→ **WHAT IS BEING ASKED**
Reading the listing below, count the lines that contain the word "screenshot" and give that count alone.

→ **DATA PROVIDED**
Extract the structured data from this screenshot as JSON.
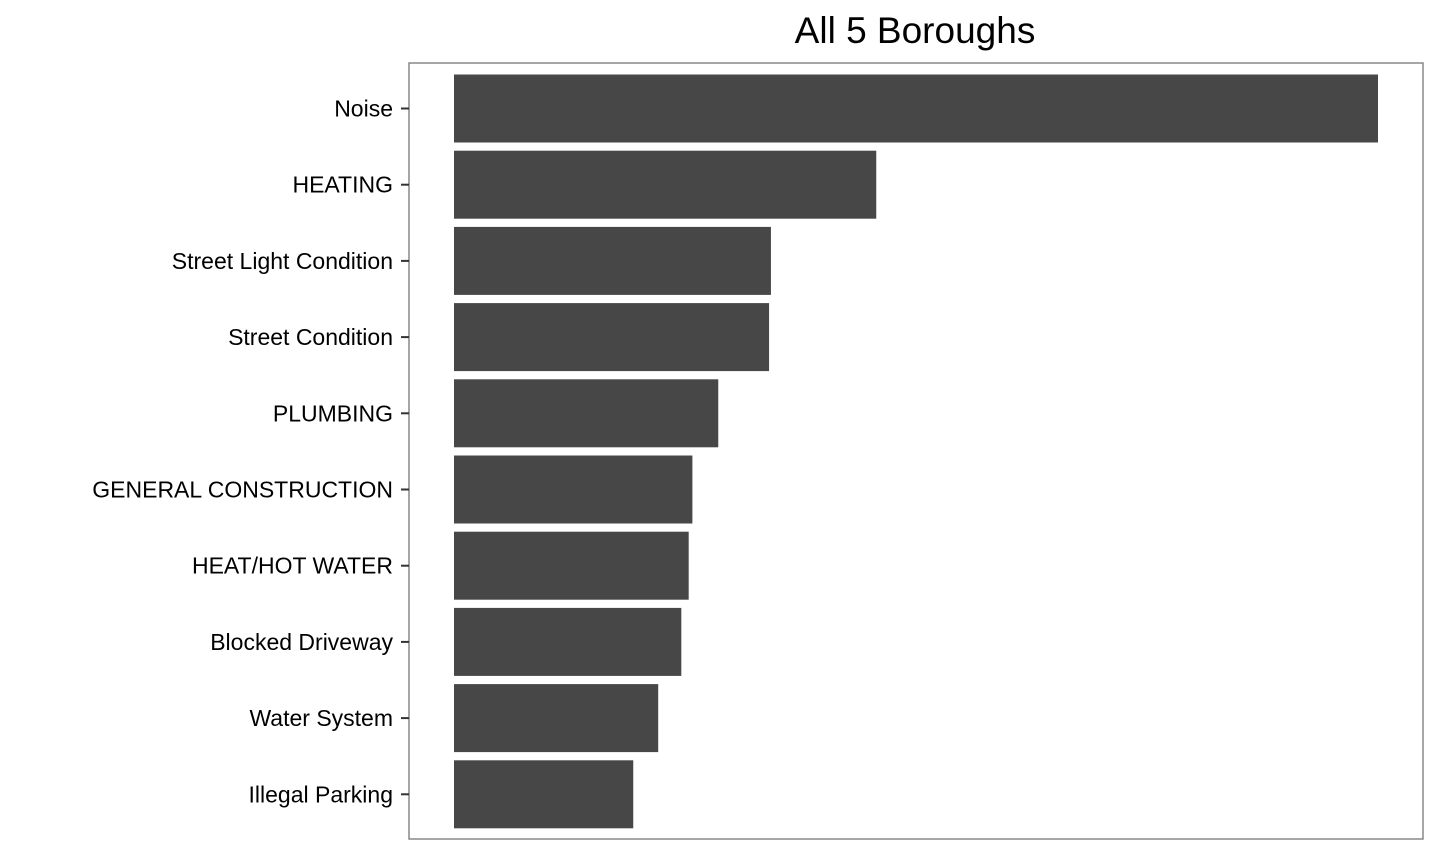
{
  "chart_data": {
    "type": "bar",
    "orientation": "horizontal",
    "title": "All 5 Boroughs",
    "xlabel": "",
    "ylabel": "",
    "categories": [
      "Noise",
      "HEATING",
      "Street Light Condition",
      "Street Condition",
      "PLUMBING",
      "GENERAL CONSTRUCTION",
      "HEAT/HOT WATER",
      "Blocked Driveway",
      "Water System",
      "Illegal Parking"
    ],
    "values": [
      100,
      45.7,
      34.3,
      34.1,
      28.6,
      25.8,
      25.4,
      24.6,
      22.1,
      19.4
    ],
    "value_units": "relative (percent of largest bar; no value axis shown)",
    "xlim": [
      0,
      100
    ],
    "x_axis_visible": false,
    "grid": false,
    "legend": "none",
    "colors": {
      "bar": "#474747",
      "panel_border": "#7f7f7f",
      "tick": "#333333",
      "background": "#ffffff"
    }
  }
}
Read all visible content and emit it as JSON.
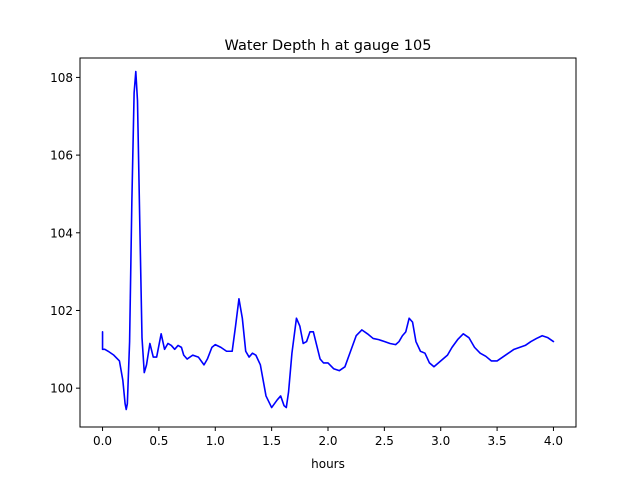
{
  "chart_data": {
    "type": "line",
    "title": "Water Depth h at gauge 105",
    "xlabel": "hours",
    "ylabel": "",
    "xlim": [
      -0.2,
      4.2
    ],
    "ylim": [
      99.0,
      108.5
    ],
    "xticks": [
      0.0,
      0.5,
      1.0,
      1.5,
      2.0,
      2.5,
      3.0,
      3.5,
      4.0
    ],
    "xtick_labels": [
      "0.0",
      "0.5",
      "1.0",
      "1.5",
      "2.0",
      "2.5",
      "3.0",
      "3.5",
      "4.0"
    ],
    "yticks": [
      100,
      102,
      104,
      106,
      108
    ],
    "ytick_labels": [
      "100",
      "102",
      "104",
      "106",
      "108"
    ],
    "grid": false,
    "series": [
      {
        "color": "#0000ff",
        "x": [
          0.0,
          0.0,
          0.02,
          0.05,
          0.1,
          0.15,
          0.18,
          0.2,
          0.21,
          0.22,
          0.24,
          0.26,
          0.28,
          0.295,
          0.31,
          0.33,
          0.35,
          0.37,
          0.39,
          0.42,
          0.45,
          0.48,
          0.52,
          0.55,
          0.58,
          0.61,
          0.64,
          0.67,
          0.7,
          0.72,
          0.75,
          0.8,
          0.85,
          0.9,
          0.93,
          0.97,
          1.0,
          1.05,
          1.1,
          1.15,
          1.18,
          1.21,
          1.24,
          1.27,
          1.3,
          1.33,
          1.36,
          1.4,
          1.45,
          1.5,
          1.55,
          1.58,
          1.61,
          1.63,
          1.65,
          1.68,
          1.72,
          1.75,
          1.78,
          1.81,
          1.84,
          1.87,
          1.9,
          1.93,
          1.96,
          2.0,
          2.05,
          2.1,
          2.15,
          2.2,
          2.25,
          2.3,
          2.35,
          2.4,
          2.45,
          2.5,
          2.55,
          2.6,
          2.63,
          2.66,
          2.69,
          2.72,
          2.75,
          2.78,
          2.82,
          2.86,
          2.9,
          2.94,
          2.98,
          3.02,
          3.06,
          3.1,
          3.15,
          3.2,
          3.25,
          3.3,
          3.35,
          3.4,
          3.45,
          3.5,
          3.55,
          3.6,
          3.65,
          3.7,
          3.75,
          3.8,
          3.85,
          3.9,
          3.95,
          4.0
        ],
        "y": [
          101.45,
          101.0,
          101.0,
          100.95,
          100.85,
          100.7,
          100.2,
          99.6,
          99.45,
          99.6,
          101.2,
          104.8,
          107.6,
          108.15,
          107.4,
          104.3,
          101.3,
          100.4,
          100.6,
          101.15,
          100.8,
          100.8,
          101.4,
          101.0,
          101.15,
          101.1,
          101.0,
          101.1,
          101.05,
          100.85,
          100.75,
          100.85,
          100.8,
          100.6,
          100.75,
          101.05,
          101.12,
          101.05,
          100.95,
          100.95,
          101.6,
          102.3,
          101.8,
          100.95,
          100.8,
          100.9,
          100.85,
          100.6,
          99.8,
          99.5,
          99.7,
          99.8,
          99.55,
          99.5,
          99.9,
          100.9,
          101.8,
          101.6,
          101.15,
          101.2,
          101.45,
          101.45,
          101.1,
          100.75,
          100.65,
          100.65,
          100.5,
          100.45,
          100.55,
          100.95,
          101.35,
          101.5,
          101.4,
          101.28,
          101.25,
          101.2,
          101.15,
          101.12,
          101.2,
          101.35,
          101.45,
          101.8,
          101.7,
          101.2,
          100.95,
          100.9,
          100.65,
          100.55,
          100.65,
          100.75,
          100.85,
          101.05,
          101.25,
          101.4,
          101.3,
          101.05,
          100.9,
          100.82,
          100.7,
          100.7,
          100.8,
          100.9,
          101.0,
          101.05,
          101.1,
          101.2,
          101.28,
          101.35,
          101.3,
          101.2
        ]
      }
    ]
  }
}
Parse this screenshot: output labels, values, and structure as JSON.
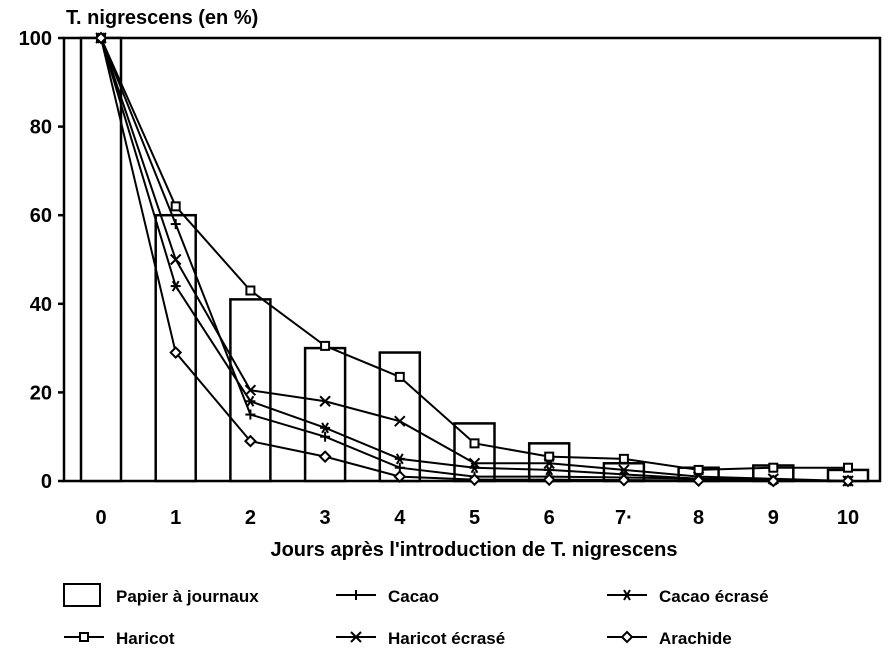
{
  "chart_data": {
    "type": "bar",
    "title": "",
    "ylabel": "T. nigrescens (en %)",
    "xlabel": "Jours après l'introduction de T. nigrescens",
    "ylim": [
      0,
      100
    ],
    "y_ticks": [
      "100",
      "80",
      "60",
      "40",
      "20",
      "0"
    ],
    "x_tick_labels": [
      "0",
      "1",
      "2",
      "3",
      "4",
      "5",
      "6",
      "7·",
      "8",
      "9",
      "10"
    ],
    "x": [
      0,
      1,
      2,
      3,
      4,
      5,
      6,
      7,
      8,
      9,
      10
    ],
    "grid": false,
    "legend_position": "bottom",
    "bar_series": {
      "name": "Papier à journaux",
      "values": [
        100,
        60,
        41,
        30,
        29,
        13,
        8.5,
        4,
        3,
        3.5,
        2.5
      ]
    },
    "series": [
      {
        "name": "Cacao",
        "marker": "plus",
        "values": [
          100,
          58,
          15,
          10,
          3,
          1,
          1,
          0.8,
          0.5,
          0.2,
          0
        ]
      },
      {
        "name": "Cacao écrasé",
        "marker": "asterisk",
        "values": [
          100,
          44,
          18,
          12,
          5,
          3,
          2.5,
          1.5,
          0.5,
          0.2,
          0
        ]
      },
      {
        "name": "Haricot",
        "marker": "square",
        "values": [
          100,
          62,
          43,
          30.5,
          23.5,
          8.5,
          5.5,
          5,
          2.5,
          3,
          3
        ]
      },
      {
        "name": "Haricot écrasé",
        "marker": "x",
        "values": [
          100,
          50,
          20.5,
          18,
          13.5,
          4,
          4,
          2.5,
          1,
          0.5,
          0
        ]
      },
      {
        "name": "Arachide",
        "marker": "diamond",
        "values": [
          100,
          29,
          9,
          5.5,
          1,
          0.3,
          0.3,
          0.2,
          0.1,
          0,
          0
        ]
      }
    ]
  }
}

→ **FINAL RESULT**
2